SHORT PROBLEM: All the data must come back unchanged, except that pictures are left out.

----

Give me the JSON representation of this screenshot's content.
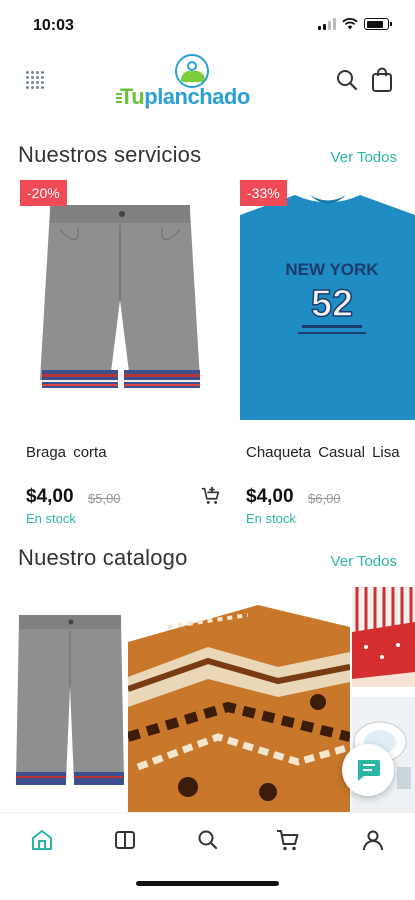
{
  "status_bar": {
    "time": "10:03"
  },
  "header": {
    "logo_text_green": "Tu",
    "logo_text_blue": "planchado"
  },
  "services": {
    "title": "Nuestros servicios",
    "see_all": "Ver Todos",
    "products": [
      {
        "name": "Braga corta",
        "discount": "-20%",
        "price": "$4,00",
        "old_price": "$5,00",
        "stock": "En stock"
      },
      {
        "name": "Chaqueta  Casual  Lisa",
        "discount": "-33%",
        "price": "$4,00",
        "old_price": "$6,00",
        "stock": "En stock"
      }
    ]
  },
  "catalog": {
    "title": "Nuestro catalogo",
    "see_all": "Ver Todos"
  },
  "shirt_print": {
    "line1": "NEW YORK",
    "line2": "52"
  },
  "colors": {
    "accent": "#2bb5a5",
    "badge": "#ef4a55",
    "logo_green": "#6cc13a",
    "logo_blue": "#2a9fd8"
  },
  "bottom_nav": [
    "home-icon",
    "catalog-icon",
    "search-icon",
    "cart-icon",
    "user-icon"
  ]
}
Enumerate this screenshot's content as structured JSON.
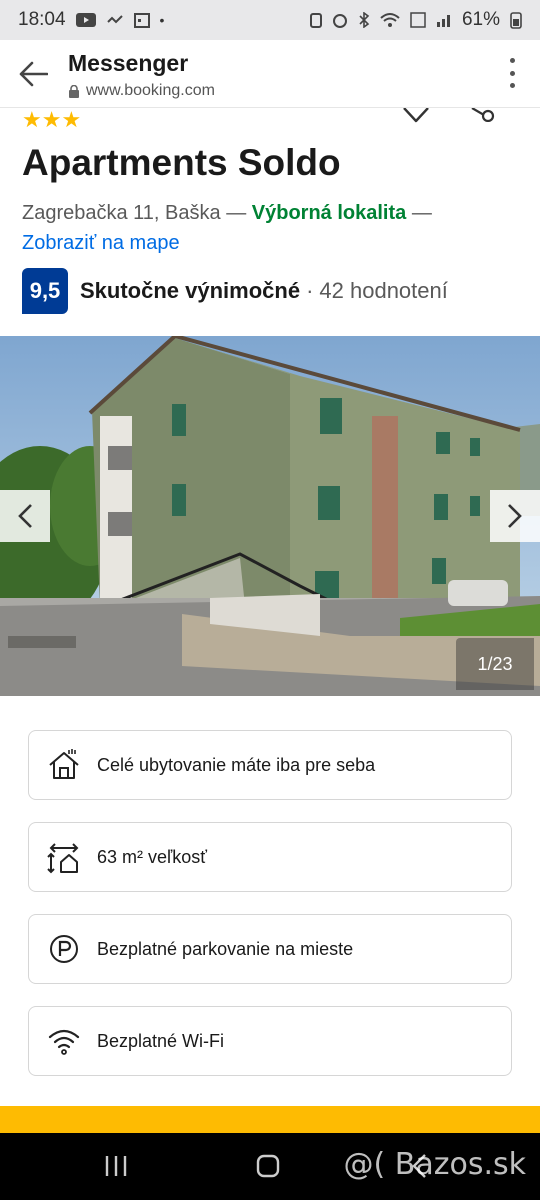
{
  "status_bar": {
    "time": "18:04",
    "battery": "61%"
  },
  "browser": {
    "title": "Messenger",
    "url": "www.booking.com"
  },
  "property": {
    "stars": "★★★",
    "name": "Apartments Soldo",
    "address": "Zagrebačka 11, Baška",
    "separator": "—",
    "location_label": "Výborná lokalita",
    "map_link": "Zobraziť na mape",
    "score": "9,5",
    "score_text": "Skutočne výnimočné",
    "dot": "·",
    "reviews": "42 hodnotení"
  },
  "gallery": {
    "counter": "1/23"
  },
  "facilities": [
    {
      "label": "Celé ubytovanie máte iba pre seba",
      "icon": "house-icon"
    },
    {
      "label": "63 m² veľkosť",
      "icon": "size-icon"
    },
    {
      "label": "Bezplatné parkovanie na mieste",
      "icon": "parking-icon"
    },
    {
      "label": "Bezplatné Wi-Fi",
      "icon": "wifi-icon"
    }
  ],
  "watermark": "@( Bazos.sk",
  "colors": {
    "score_badge": "#003b95",
    "location_green": "#008234",
    "link_blue": "#006ce4",
    "star_yellow": "#febb02"
  }
}
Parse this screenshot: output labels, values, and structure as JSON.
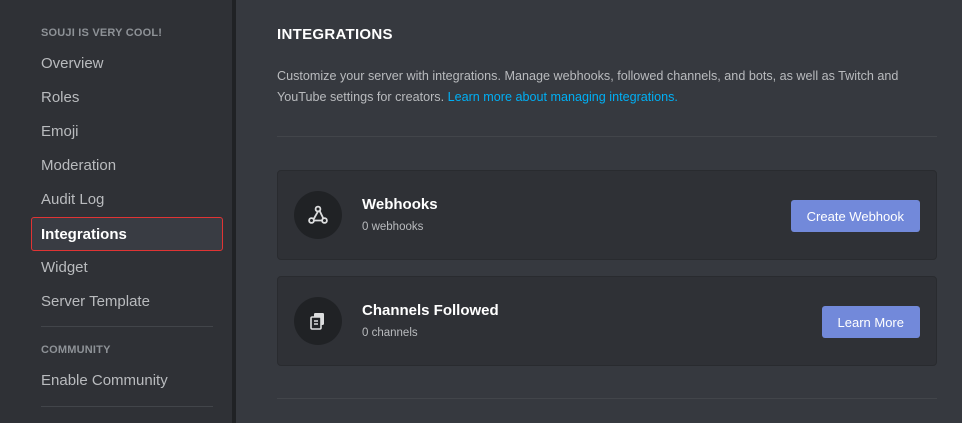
{
  "sidebar": {
    "server_header": "SOUJI IS VERY COOL!",
    "items": [
      {
        "label": "Overview"
      },
      {
        "label": "Roles"
      },
      {
        "label": "Emoji"
      },
      {
        "label": "Moderation"
      },
      {
        "label": "Audit Log"
      },
      {
        "label": "Integrations",
        "active": true
      },
      {
        "label": "Widget"
      },
      {
        "label": "Server Template"
      }
    ],
    "community_header": "COMMUNITY",
    "community_items": [
      {
        "label": "Enable Community"
      }
    ]
  },
  "main": {
    "title": "INTEGRATIONS",
    "description": "Customize your server with integrations. Manage webhooks, followed channels, and bots, as well as Twitch and YouTube settings for creators.",
    "learn_more_link": "Learn more about managing integrations.",
    "cards": [
      {
        "title": "Webhooks",
        "subtitle": "0 webhooks",
        "button": "Create Webhook",
        "icon": "webhook-icon"
      },
      {
        "title": "Channels Followed",
        "subtitle": "0 channels",
        "button": "Learn More",
        "icon": "channels-followed-icon"
      }
    ]
  },
  "colors": {
    "sidebar_bg": "#2f3136",
    "main_bg": "#36393f",
    "accent": "#7289da",
    "link": "#00aff4",
    "active_outline": "#e03434"
  }
}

----

OUTPUT FOR THIS TASK:
Give me the JSON representation of this screenshot's content.
{
  "status_bar": {
    "time": "10:03"
  },
  "header": {
    "logo_text_green": "Tu",
    "logo_text_blue": "planchado"
  },
  "services": {
    "title": "Nuestros servicios",
    "see_all": "Ver Todos",
    "products": [
      {
        "name": "Braga corta",
        "discount": "-20%",
        "price": "$4,00",
        "old_price": "$5,00",
        "stock": "En stock"
      },
      {
        "name": "Chaqueta  Casual  Lisa",
        "discount": "-33%",
        "price": "$4,00",
        "old_price": "$6,00",
        "stock": "En stock"
      }
    ]
  },
  "catalog": {
    "title": "Nuestro catalogo",
    "see_all": "Ver Todos"
  },
  "shirt_print": {
    "line1": "NEW YORK",
    "line2": "52"
  },
  "colors": {
    "accent": "#2bb5a5",
    "badge": "#ef4a55",
    "logo_green": "#6cc13a",
    "logo_blue": "#2a9fd8"
  },
  "bottom_nav": [
    "home-icon",
    "catalog-icon",
    "search-icon",
    "cart-icon",
    "user-icon"
  ]
}
Enumerate this screenshot's content as structured JSON.
{
  "status_bar": {
    "time": "18:04",
    "battery": "61%"
  },
  "browser": {
    "title": "Messenger",
    "url": "www.booking.com"
  },
  "property": {
    "stars": "★★★",
    "name": "Apartments Soldo",
    "address": "Zagrebačka 11, Baška",
    "separator": "—",
    "location_label": "Výborná lokalita",
    "map_link": "Zobraziť na mape",
    "score": "9,5",
    "score_text": "Skutočne výnimočné",
    "dot": "·",
    "reviews": "42 hodnotení"
  },
  "gallery": {
    "counter": "1/23"
  },
  "facilities": [
    {
      "label": "Celé ubytovanie máte iba pre seba",
      "icon": "house-icon"
    },
    {
      "label": "63 m² veľkosť",
      "icon": "size-icon"
    },
    {
      "label": "Bezplatné parkovanie na mieste",
      "icon": "parking-icon"
    },
    {
      "label": "Bezplatné Wi-Fi",
      "icon": "wifi-icon"
    }
  ],
  "watermark": "@( Bazos.sk",
  "colors": {
    "score_badge": "#003b95",
    "location_green": "#008234",
    "link_blue": "#006ce4",
    "star_yellow": "#febb02"
  }
}
Parse this screenshot: output labels, values, and structure as JSON.
{
  "sidebar": {
    "server_header": "SOUJI IS VERY COOL!",
    "items": [
      {
        "label": "Overview"
      },
      {
        "label": "Roles"
      },
      {
        "label": "Emoji"
      },
      {
        "label": "Moderation"
      },
      {
        "label": "Audit Log"
      },
      {
        "label": "Integrations",
        "active": true
      },
      {
        "label": "Widget"
      },
      {
        "label": "Server Template"
      }
    ],
    "community_header": "COMMUNITY",
    "community_items": [
      {
        "label": "Enable Community"
      }
    ]
  },
  "main": {
    "title": "INTEGRATIONS",
    "description": "Customize your server with integrations. Manage webhooks, followed channels, and bots, as well as Twitch and YouTube settings for creators.",
    "learn_more_link": "Learn more about managing integrations.",
    "cards": [
      {
        "title": "Webhooks",
        "subtitle": "0 webhooks",
        "button": "Create Webhook",
        "icon": "webhook-icon"
      },
      {
        "title": "Channels Followed",
        "subtitle": "0 channels",
        "button": "Learn More",
        "icon": "channels-followed-icon"
      }
    ]
  },
  "colors": {
    "sidebar_bg": "#2f3136",
    "main_bg": "#36393f",
    "accent": "#7289da",
    "link": "#00aff4",
    "active_outline": "#e03434"
  }
}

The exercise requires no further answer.